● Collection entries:
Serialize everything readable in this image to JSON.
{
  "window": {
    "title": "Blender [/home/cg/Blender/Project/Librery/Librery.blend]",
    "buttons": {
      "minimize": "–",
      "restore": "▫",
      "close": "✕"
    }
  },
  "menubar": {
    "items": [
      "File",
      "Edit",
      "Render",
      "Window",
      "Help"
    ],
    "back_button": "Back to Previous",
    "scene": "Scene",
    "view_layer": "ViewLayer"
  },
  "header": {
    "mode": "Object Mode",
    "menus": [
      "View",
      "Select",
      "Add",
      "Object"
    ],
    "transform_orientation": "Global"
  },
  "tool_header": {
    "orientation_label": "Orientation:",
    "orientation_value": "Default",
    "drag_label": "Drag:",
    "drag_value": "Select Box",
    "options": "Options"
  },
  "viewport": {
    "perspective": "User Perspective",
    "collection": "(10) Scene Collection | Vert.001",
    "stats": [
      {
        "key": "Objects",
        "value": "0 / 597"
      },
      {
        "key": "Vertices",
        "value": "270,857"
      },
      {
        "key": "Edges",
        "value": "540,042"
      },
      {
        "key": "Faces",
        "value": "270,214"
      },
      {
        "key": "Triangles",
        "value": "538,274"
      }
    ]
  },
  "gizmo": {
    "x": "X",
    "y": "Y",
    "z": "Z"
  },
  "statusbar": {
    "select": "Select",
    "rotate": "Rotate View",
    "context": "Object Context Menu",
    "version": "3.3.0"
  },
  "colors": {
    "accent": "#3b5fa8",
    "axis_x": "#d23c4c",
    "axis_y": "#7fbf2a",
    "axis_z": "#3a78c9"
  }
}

● YOUR OBJECTIVE:
In the entries above, find every line with the word "Select" and list it.

● EXERCISE OUTPUT:
      "Select",
    "drag_value": "Select Box",
    "select": "Select",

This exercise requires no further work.